Locate the lines where "values" occurs and copy them as they stand.

* **MATERIAL SHOWN**:
▼

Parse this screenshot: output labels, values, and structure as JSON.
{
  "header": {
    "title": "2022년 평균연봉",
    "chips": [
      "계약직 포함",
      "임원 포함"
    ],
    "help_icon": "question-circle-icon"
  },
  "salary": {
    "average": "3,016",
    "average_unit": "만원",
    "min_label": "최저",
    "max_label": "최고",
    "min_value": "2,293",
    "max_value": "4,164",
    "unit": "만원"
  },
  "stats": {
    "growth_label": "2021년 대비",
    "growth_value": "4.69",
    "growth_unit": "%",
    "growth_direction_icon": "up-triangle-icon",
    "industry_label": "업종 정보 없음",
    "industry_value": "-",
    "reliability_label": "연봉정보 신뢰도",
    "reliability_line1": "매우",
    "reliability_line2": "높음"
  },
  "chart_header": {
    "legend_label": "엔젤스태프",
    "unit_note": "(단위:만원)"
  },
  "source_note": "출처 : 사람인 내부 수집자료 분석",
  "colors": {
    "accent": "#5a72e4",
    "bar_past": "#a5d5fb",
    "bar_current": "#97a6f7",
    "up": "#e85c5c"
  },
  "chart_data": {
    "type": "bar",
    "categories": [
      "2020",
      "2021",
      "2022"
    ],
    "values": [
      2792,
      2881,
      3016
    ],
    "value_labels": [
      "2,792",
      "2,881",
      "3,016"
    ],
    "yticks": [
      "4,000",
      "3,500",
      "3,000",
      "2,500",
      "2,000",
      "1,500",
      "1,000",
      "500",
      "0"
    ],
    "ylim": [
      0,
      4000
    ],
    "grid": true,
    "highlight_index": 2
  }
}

▲

* **RESULT OF THIS EXERCISE**:
Parse this screenshot: output labels, values, and structure as JSON.
    "values": [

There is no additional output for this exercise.